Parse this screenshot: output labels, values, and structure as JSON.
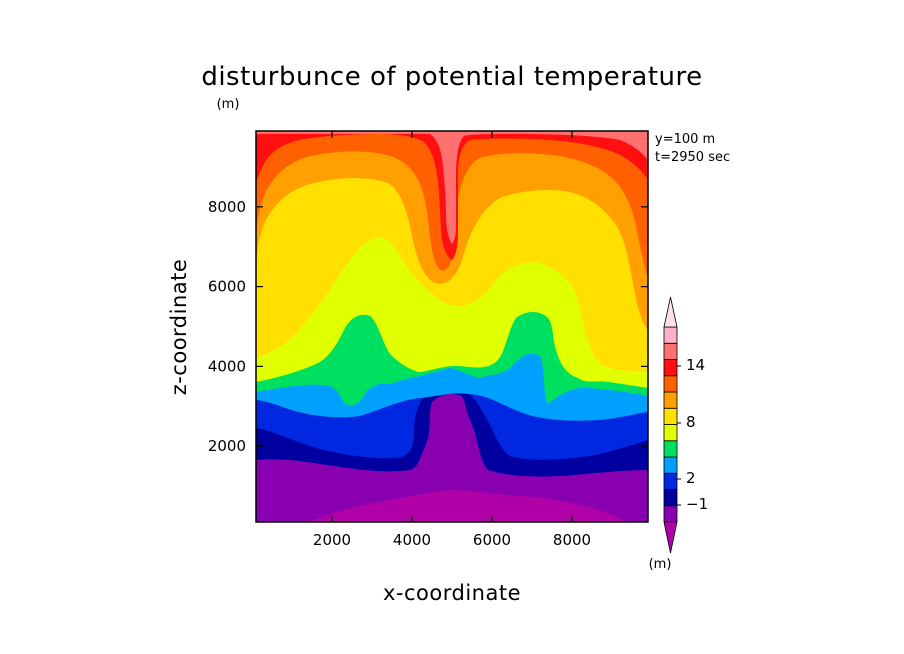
{
  "chart_data": {
    "type": "heatmap",
    "title": "disturbunce of potential temperature",
    "title_unit": "(m)",
    "xlabel": "x-coordinate",
    "ylabel": "z-coordinate",
    "xlim": [
      100,
      9900
    ],
    "ylim": [
      100,
      9900
    ],
    "xticks": [
      2000,
      4000,
      6000,
      8000
    ],
    "yticks": [
      2000,
      4000,
      6000,
      8000
    ],
    "annotations": [
      "y=100 m",
      "t=2950 sec"
    ],
    "colorbar": {
      "unit": "(m)",
      "labeled_ticks": [
        "14",
        "8",
        "2",
        "−1"
      ],
      "colors_bottom_to_top": [
        "#b000a8",
        "#8800b0",
        "#0000a0",
        "#0028e0",
        "#00a0ff",
        "#00e060",
        "#e0ff00",
        "#ffe000",
        "#ffa000",
        "#ff6000",
        "#ff1010",
        "#ff7070",
        "#ffb0c8",
        "#ffe0e8"
      ]
    }
  }
}
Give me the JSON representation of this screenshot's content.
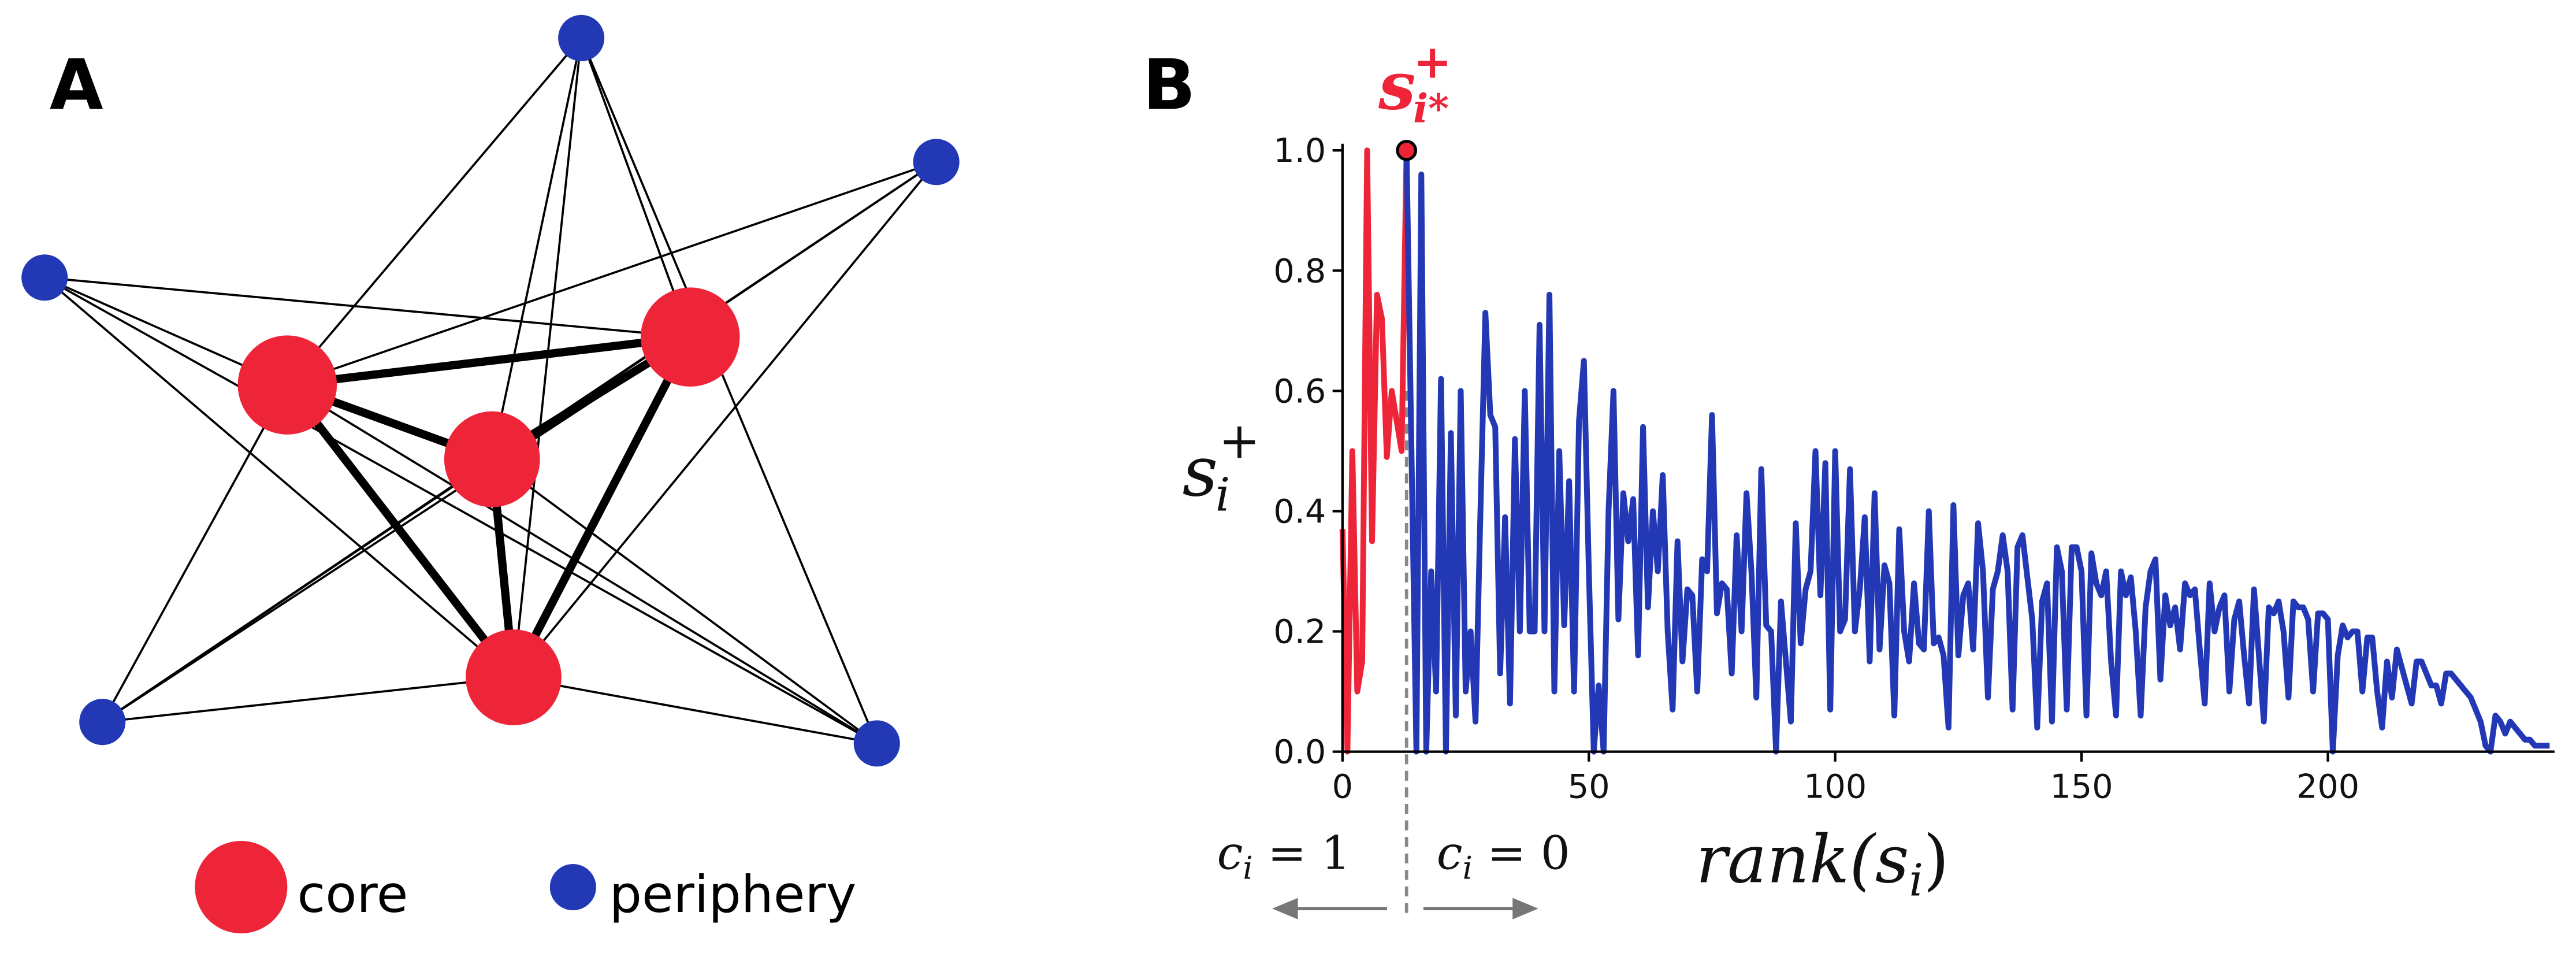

» **THE TASK**
Output all of the records exactly as they appear above, but not the pictures.

» **SOLUTION TO THE PROBLEM**
Parse this screenshot: output labels, values, and structure as JSON.
{
  "chart_data": {
    "type": "heatmap",
    "title": "disturbunce of potential temperature",
    "title_unit": "(m)",
    "xlabel": "x-coordinate",
    "ylabel": "z-coordinate",
    "xlim": [
      100,
      9900
    ],
    "ylim": [
      100,
      9900
    ],
    "xticks": [
      2000,
      4000,
      6000,
      8000
    ],
    "yticks": [
      2000,
      4000,
      6000,
      8000
    ],
    "annotations": [
      "y=100 m",
      "t=2950 sec"
    ],
    "colorbar": {
      "unit": "(m)",
      "labeled_ticks": [
        "14",
        "8",
        "2",
        "−1"
      ],
      "colors_bottom_to_top": [
        "#b000a8",
        "#8800b0",
        "#0000a0",
        "#0028e0",
        "#00a0ff",
        "#00e060",
        "#e0ff00",
        "#ffe000",
        "#ffa000",
        "#ff6000",
        "#ff1010",
        "#ff7070",
        "#ffb0c8",
        "#ffe0e8"
      ]
    }
  }
}
Give me the JSON representation of this screenshot's content.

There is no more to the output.